- [Your instructions]: Rewrite everything in the material below, from the line containing "y-tick-label: 11:36:50 — [16, 697, 57, 707]" down to the line containing "heat-cell — [427, 898, 455, 948]", replacing "heat-cell" with "heatmap-cell" throughout and leaving all else unchanged. Give only those lines.

- [Task inputs]:
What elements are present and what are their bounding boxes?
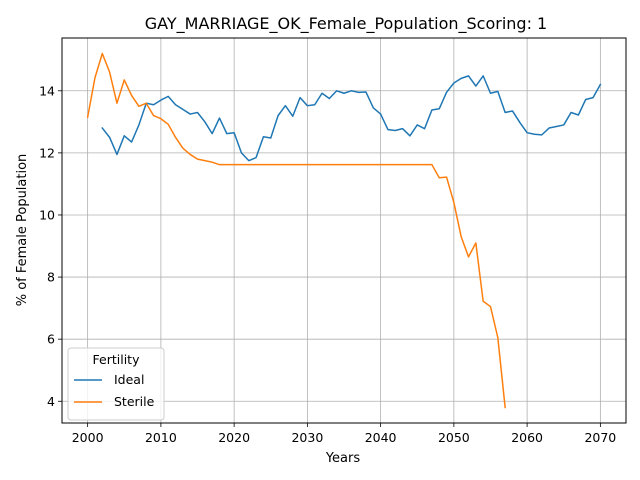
x-tick-label: 2000	[72, 430, 104, 445]
y-tick-label: 10	[39, 207, 55, 222]
x-tick-label: 2010	[145, 430, 177, 445]
x-tick-label: 2060	[511, 430, 543, 445]
axis-ticks: 2000 2010 2020 2030 2040 2050 2060 2070 4 6 8 10 12 1…	[39, 83, 616, 445]
grid	[62, 38, 626, 423]
x-axis-label: Years	[325, 451, 361, 466]
legend-label-ideal: Ideal	[114, 372, 144, 387]
y-tick-label: 6	[47, 332, 55, 347]
legend-label-sterile: Sterile	[114, 394, 155, 409]
series-line-sterile	[86, 52, 506, 409]
y-tick-label: 14	[39, 83, 55, 98]
y-axis-label: % of Female Population	[15, 154, 30, 307]
legend: Fertility Ideal Sterile	[67, 347, 165, 421]
series-line-ideal	[101, 75, 602, 162]
x-tick-label: 2020	[218, 430, 250, 445]
x-tick-label: 2050	[438, 430, 470, 445]
x-tick-label: 2030	[291, 430, 323, 445]
plot-area	[61, 37, 627, 424]
y-tick-label: 8	[47, 270, 55, 285]
series-lines	[86, 52, 602, 409]
y-tick-label: 12	[39, 145, 55, 160]
x-tick-label: 2040	[365, 430, 397, 445]
chart-title: GAY_MARRIAGE_OK_Female_Population_Scorin…	[145, 14, 547, 34]
y-tick-label: 4	[47, 394, 55, 409]
legend-title: Fertility	[93, 352, 141, 367]
x-tick-label: 2070	[584, 430, 616, 445]
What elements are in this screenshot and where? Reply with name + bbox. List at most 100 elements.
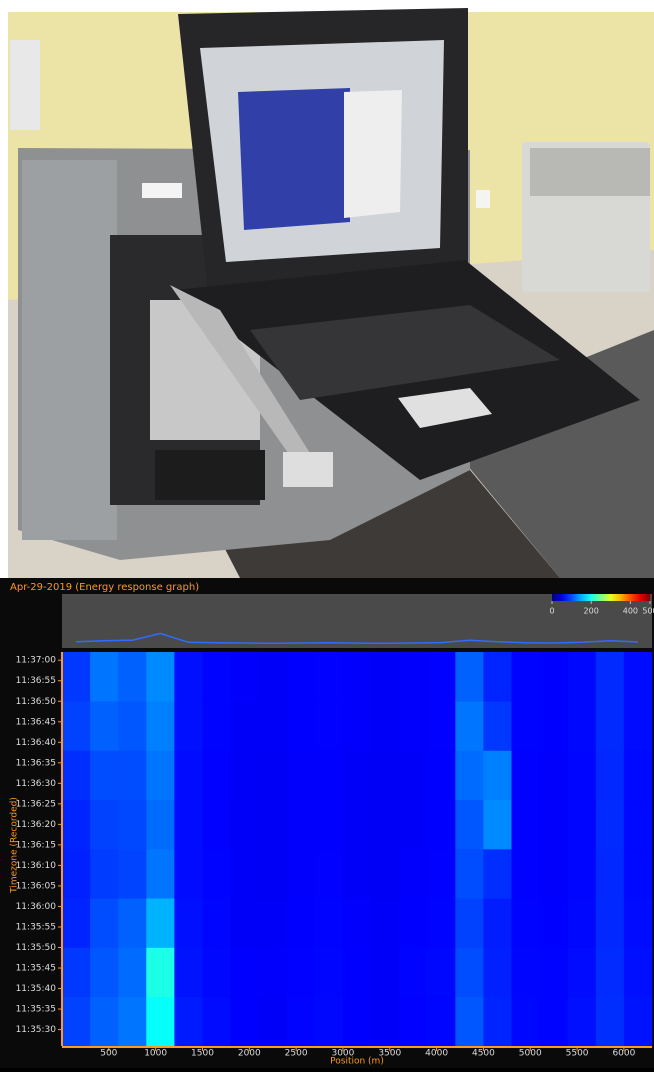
y-tick-label: 11:36:50 — [16, 697, 57, 707]
heat-cell — [146, 800, 174, 850]
heat-cell — [90, 849, 118, 899]
x-tick-label: 500 — [100, 1049, 117, 1059]
heat-cell — [540, 652, 568, 702]
heat-cell — [624, 849, 652, 899]
heat-cell — [427, 898, 455, 948]
colorbar-tick-label: 400 — [623, 607, 638, 616]
heat-cell — [231, 898, 259, 948]
heat-cell — [315, 997, 343, 1047]
y-tick-label: 11:36:25 — [16, 799, 56, 809]
x-tick-label: 3500 — [378, 1049, 401, 1059]
heat-cell — [202, 652, 230, 702]
heat-cell — [202, 701, 230, 751]
heat-cell — [427, 652, 455, 702]
heat-cell — [146, 652, 174, 702]
heat-cell — [146, 997, 174, 1047]
heat-cell — [427, 997, 455, 1047]
x-tick-label: 2500 — [285, 1049, 308, 1059]
heat-cell — [146, 948, 174, 998]
heat-cell — [512, 701, 540, 751]
heat-cell — [624, 800, 652, 850]
heat-cell — [596, 751, 624, 801]
heat-cell — [259, 701, 287, 751]
heat-cell — [483, 898, 511, 948]
case-label — [142, 183, 182, 198]
heat-cell — [62, 948, 90, 998]
heat-cell — [174, 800, 202, 850]
x-tick-label: 1000 — [144, 1049, 167, 1059]
photo — [0, 0, 654, 578]
profile-panel — [62, 594, 652, 648]
heat-cell — [596, 800, 624, 850]
heat-cell — [62, 849, 90, 899]
heat-cell — [483, 997, 511, 1047]
heat-cell — [90, 701, 118, 751]
heat-cell — [596, 701, 624, 751]
heat-cell — [174, 948, 202, 998]
y-tick-label: 11:35:30 — [16, 1025, 57, 1035]
heat-cell — [315, 751, 343, 801]
heat-cell — [62, 997, 90, 1047]
left-radiator — [10, 40, 40, 130]
heat-cell — [371, 751, 399, 801]
heat-cell — [455, 800, 483, 850]
y-tick-label: 11:35:35 — [16, 1005, 56, 1015]
heat-cell — [202, 849, 230, 899]
heat-cell — [315, 800, 343, 850]
heat-cell — [427, 751, 455, 801]
heat-cell — [343, 898, 371, 948]
heat-cell — [287, 701, 315, 751]
heat-cell — [371, 652, 399, 702]
colorbar — [552, 594, 650, 601]
colorbar-tick-label: 0 — [549, 607, 554, 616]
heat-cell — [231, 997, 259, 1047]
page: Apr-29-2019 (Energy response graph) Posi… — [0, 0, 654, 1072]
heat-cell — [624, 898, 652, 948]
heat-cell — [596, 948, 624, 998]
heat-cell — [287, 652, 315, 702]
heat-cell — [483, 800, 511, 850]
heat-cell — [343, 948, 371, 998]
y-tick-label: 11:36:55 — [16, 676, 56, 686]
heat-cell — [315, 701, 343, 751]
heat-cell — [596, 898, 624, 948]
heat-cell — [568, 800, 596, 850]
y-tick-label: 11:35:55 — [16, 922, 56, 932]
heat-cell — [624, 751, 652, 801]
heat-cell — [90, 652, 118, 702]
heat-cell — [146, 898, 174, 948]
heat-cell — [62, 751, 90, 801]
heat-cell — [624, 652, 652, 702]
heat-cell — [399, 997, 427, 1047]
y-tick-label: 11:35:45 — [16, 964, 56, 974]
heat-cell — [568, 898, 596, 948]
server — [155, 450, 265, 500]
heat-cell — [540, 849, 568, 899]
heat-cell — [455, 751, 483, 801]
heat-cell — [90, 898, 118, 948]
heat-cell — [118, 997, 146, 1047]
screen-plot — [238, 88, 350, 230]
y-tick-label: 11:37:00 — [16, 656, 57, 666]
heat-cell — [399, 751, 427, 801]
heat-cell — [624, 701, 652, 751]
heat-cell — [174, 751, 202, 801]
heat-cell — [315, 948, 343, 998]
heat-cell — [90, 751, 118, 801]
heat-cell — [399, 652, 427, 702]
heat-cell — [512, 652, 540, 702]
socket — [476, 190, 490, 208]
radiator-grille — [530, 148, 650, 196]
heat-cell — [118, 849, 146, 899]
heat-cell — [62, 652, 90, 702]
heat-cell — [399, 898, 427, 948]
heat-cell — [343, 997, 371, 1047]
heat-cell — [568, 701, 596, 751]
heat-cell — [455, 948, 483, 998]
y-tick-label: 11:36:40 — [16, 738, 57, 748]
heat-cell — [455, 898, 483, 948]
heat-cell — [343, 800, 371, 850]
heat-cell — [624, 948, 652, 998]
heat-cell — [427, 948, 455, 998]
heat-cell — [174, 997, 202, 1047]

- [Task result]:
y-tick-label: 11:36:50 — [16, 697, 57, 707]
heatmap-cell — [146, 800, 174, 850]
heatmap-cell — [90, 849, 118, 899]
x-tick-label: 500 — [100, 1049, 117, 1059]
heatmap-cell — [540, 652, 568, 702]
heatmap-cell — [624, 849, 652, 899]
heatmap-cell — [427, 898, 455, 948]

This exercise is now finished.